WORK TO DO:
Reproduce each line of the listing exactly.

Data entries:
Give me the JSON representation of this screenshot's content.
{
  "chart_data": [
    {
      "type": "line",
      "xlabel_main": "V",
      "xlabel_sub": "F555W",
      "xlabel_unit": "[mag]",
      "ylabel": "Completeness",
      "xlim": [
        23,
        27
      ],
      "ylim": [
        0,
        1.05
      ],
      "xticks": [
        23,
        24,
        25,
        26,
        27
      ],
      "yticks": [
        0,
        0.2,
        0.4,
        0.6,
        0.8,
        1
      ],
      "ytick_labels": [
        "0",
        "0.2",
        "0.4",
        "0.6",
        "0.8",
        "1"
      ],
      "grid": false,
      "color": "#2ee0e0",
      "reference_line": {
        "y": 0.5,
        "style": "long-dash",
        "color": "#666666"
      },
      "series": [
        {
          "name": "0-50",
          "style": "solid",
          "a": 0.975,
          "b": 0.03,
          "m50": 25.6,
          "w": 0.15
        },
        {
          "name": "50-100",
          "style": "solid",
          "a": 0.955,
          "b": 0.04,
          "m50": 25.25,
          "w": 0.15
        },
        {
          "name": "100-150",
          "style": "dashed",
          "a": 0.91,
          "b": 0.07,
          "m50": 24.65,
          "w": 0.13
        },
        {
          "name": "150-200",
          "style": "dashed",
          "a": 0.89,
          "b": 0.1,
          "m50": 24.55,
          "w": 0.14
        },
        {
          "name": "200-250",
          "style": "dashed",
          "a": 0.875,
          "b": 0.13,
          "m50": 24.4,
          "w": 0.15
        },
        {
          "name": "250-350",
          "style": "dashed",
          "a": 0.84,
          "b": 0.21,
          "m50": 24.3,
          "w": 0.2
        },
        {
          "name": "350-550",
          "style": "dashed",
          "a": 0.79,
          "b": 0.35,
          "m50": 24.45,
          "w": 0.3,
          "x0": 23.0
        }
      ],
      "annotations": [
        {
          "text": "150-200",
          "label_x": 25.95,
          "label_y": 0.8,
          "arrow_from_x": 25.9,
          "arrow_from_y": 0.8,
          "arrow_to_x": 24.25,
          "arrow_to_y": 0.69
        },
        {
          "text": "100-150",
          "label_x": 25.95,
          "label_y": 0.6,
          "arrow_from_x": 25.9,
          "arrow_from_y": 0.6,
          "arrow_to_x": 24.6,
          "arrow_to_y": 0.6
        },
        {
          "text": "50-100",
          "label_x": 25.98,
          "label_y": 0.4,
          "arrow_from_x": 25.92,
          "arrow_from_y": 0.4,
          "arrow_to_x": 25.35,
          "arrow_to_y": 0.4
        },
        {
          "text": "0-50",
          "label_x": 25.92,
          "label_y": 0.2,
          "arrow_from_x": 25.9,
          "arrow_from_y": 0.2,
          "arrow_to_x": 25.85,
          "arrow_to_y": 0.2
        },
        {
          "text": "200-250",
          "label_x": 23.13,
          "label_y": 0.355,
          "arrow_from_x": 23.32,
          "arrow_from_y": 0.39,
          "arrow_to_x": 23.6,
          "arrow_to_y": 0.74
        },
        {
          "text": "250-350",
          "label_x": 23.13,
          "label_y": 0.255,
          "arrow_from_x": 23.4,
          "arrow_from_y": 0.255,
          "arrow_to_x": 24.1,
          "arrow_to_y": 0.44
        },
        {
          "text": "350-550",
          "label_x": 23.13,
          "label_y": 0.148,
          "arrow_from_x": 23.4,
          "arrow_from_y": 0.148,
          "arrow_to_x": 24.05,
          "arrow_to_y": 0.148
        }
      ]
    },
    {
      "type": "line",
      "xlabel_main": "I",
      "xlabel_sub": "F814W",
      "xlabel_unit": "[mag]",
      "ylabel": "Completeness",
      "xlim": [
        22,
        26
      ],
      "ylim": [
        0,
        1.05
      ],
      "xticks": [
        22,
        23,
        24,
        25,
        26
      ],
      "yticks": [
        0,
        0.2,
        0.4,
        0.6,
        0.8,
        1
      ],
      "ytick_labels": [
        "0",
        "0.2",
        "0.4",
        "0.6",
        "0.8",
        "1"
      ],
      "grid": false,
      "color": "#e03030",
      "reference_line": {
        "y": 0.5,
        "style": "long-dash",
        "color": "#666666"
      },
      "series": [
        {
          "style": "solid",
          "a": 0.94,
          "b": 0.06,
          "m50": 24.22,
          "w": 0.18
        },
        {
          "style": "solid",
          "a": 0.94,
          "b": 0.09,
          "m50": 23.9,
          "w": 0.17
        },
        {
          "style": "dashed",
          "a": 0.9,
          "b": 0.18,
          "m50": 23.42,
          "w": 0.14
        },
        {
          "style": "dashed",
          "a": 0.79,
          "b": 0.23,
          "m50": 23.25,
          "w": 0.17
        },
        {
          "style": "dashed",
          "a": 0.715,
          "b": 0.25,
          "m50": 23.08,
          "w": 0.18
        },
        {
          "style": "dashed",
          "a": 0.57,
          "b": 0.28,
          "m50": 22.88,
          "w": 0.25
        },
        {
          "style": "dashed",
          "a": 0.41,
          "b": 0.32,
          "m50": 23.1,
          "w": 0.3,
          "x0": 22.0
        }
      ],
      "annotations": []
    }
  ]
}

RESULT BELOW:
Give me the JSON representation of this screenshot's content.
{
  "chart_data": [
    {
      "type": "line",
      "xlabel_main": "V",
      "xlabel_sub": "F555W",
      "xlabel_unit": "[mag]",
      "ylabel": "Completeness",
      "xlim": [
        23,
        27
      ],
      "ylim": [
        0,
        1.05
      ],
      "xticks": [
        23,
        24,
        25,
        26,
        27
      ],
      "yticks": [
        0,
        0.2,
        0.4,
        0.6,
        0.8,
        1
      ],
      "ytick_labels": [
        "0",
        "0.2",
        "0.4",
        "0.6",
        "0.8",
        "1"
      ],
      "grid": false,
      "color": "#2ee0e0",
      "reference_line": {
        "y": 0.5,
        "style": "long-dash",
        "color": "#666666"
      },
      "series": [
        {
          "name": "0-50",
          "style": "solid",
          "a": 0.975,
          "b": 0.03,
          "m50": 25.6,
          "w": 0.15
        },
        {
          "name": "50-100",
          "style": "solid",
          "a": 0.955,
          "b": 0.04,
          "m50": 25.25,
          "w": 0.15
        },
        {
          "name": "100-150",
          "style": "dashed",
          "a": 0.91,
          "b": 0.07,
          "m50": 24.65,
          "w": 0.13
        },
        {
          "name": "150-200",
          "style": "dashed",
          "a": 0.89,
          "b": 0.1,
          "m50": 24.55,
          "w": 0.14
        },
        {
          "name": "200-250",
          "style": "dashed",
          "a": 0.875,
          "b": 0.13,
          "m50": 24.4,
          "w": 0.15
        },
        {
          "name": "250-350",
          "style": "dashed",
          "a": 0.84,
          "b": 0.21,
          "m50": 24.3,
          "w": 0.2
        },
        {
          "name": "350-550",
          "style": "dashed",
          "a": 0.79,
          "b": 0.35,
          "m50": 24.45,
          "w": 0.3,
          "x0": 23.0
        }
      ],
      "annotations": [
        {
          "text": "150-200",
          "label_x": 25.95,
          "label_y": 0.8,
          "arrow_from_x": 25.9,
          "arrow_from_y": 0.8,
          "arrow_to_x": 24.25,
          "arrow_to_y": 0.69
        },
        {
          "text": "100-150",
          "label_x": 25.95,
          "label_y": 0.6,
          "arrow_from_x": 25.9,
          "arrow_from_y": 0.6,
          "arrow_to_x": 24.6,
          "arrow_to_y": 0.6
        },
        {
          "text": "50-100",
          "label_x": 25.98,
          "label_y": 0.4,
          "arrow_from_x": 25.92,
          "arrow_from_y": 0.4,
          "arrow_to_x": 25.35,
          "arrow_to_y": 0.4
        },
        {
          "text": "0-50",
          "label_x": 25.92,
          "label_y": 0.2,
          "arrow_from_x": 25.9,
          "arrow_from_y": 0.2,
          "arrow_to_x": 25.85,
          "arrow_to_y": 0.2
        },
        {
          "text": "200-250",
          "label_x": 23.13,
          "label_y": 0.355,
          "arrow_from_x": 23.32,
          "arrow_from_y": 0.39,
          "arrow_to_x": 23.6,
          "arrow_to_y": 0.74
        },
        {
          "text": "250-350",
          "label_x": 23.13,
          "label_y": 0.255,
          "arrow_from_x": 23.4,
          "arrow_from_y": 0.255,
          "arrow_to_x": 24.1,
          "arrow_to_y": 0.44
        },
        {
          "text": "350-550",
          "label_x": 23.13,
          "label_y": 0.148,
          "arrow_from_x": 23.4,
          "arrow_from_y": 0.148,
          "arrow_to_x": 24.05,
          "arrow_to_y": 0.148
        }
      ]
    },
    {
      "type": "line",
      "xlabel_main": "I",
      "xlabel_sub": "F814W",
      "xlabel_unit": "[mag]",
      "ylabel": "Completeness",
      "xlim": [
        22,
        26
      ],
      "ylim": [
        0,
        1.05
      ],
      "xticks": [
        22,
        23,
        24,
        25,
        26
      ],
      "yticks": [
        0,
        0.2,
        0.4,
        0.6,
        0.8,
        1
      ],
      "ytick_labels": [
        "0",
        "0.2",
        "0.4",
        "0.6",
        "0.8",
        "1"
      ],
      "grid": false,
      "color": "#e03030",
      "reference_line": {
        "y": 0.5,
        "style": "long-dash",
        "color": "#666666"
      },
      "series": [
        {
          "style": "solid",
          "a": 0.94,
          "b": 0.06,
          "m50": 24.22,
          "w": 0.18
        },
        {
          "style": "solid",
          "a": 0.94,
          "b": 0.09,
          "m50": 23.9,
          "w": 0.17
        },
        {
          "style": "dashed",
          "a": 0.9,
          "b": 0.18,
          "m50": 23.42,
          "w": 0.14
        },
        {
          "style": "dashed",
          "a": 0.79,
          "b": 0.23,
          "m50": 23.25,
          "w": 0.17
        },
        {
          "style": "dashed",
          "a": 0.715,
          "b": 0.25,
          "m50": 23.08,
          "w": 0.18
        },
        {
          "style": "dashed",
          "a": 0.57,
          "b": 0.28,
          "m50": 22.88,
          "w": 0.25
        },
        {
          "style": "dashed",
          "a": 0.41,
          "b": 0.32,
          "m50": 23.1,
          "w": 0.3,
          "x0": 22.0
        }
      ],
      "annotations": []
    }
  ]
}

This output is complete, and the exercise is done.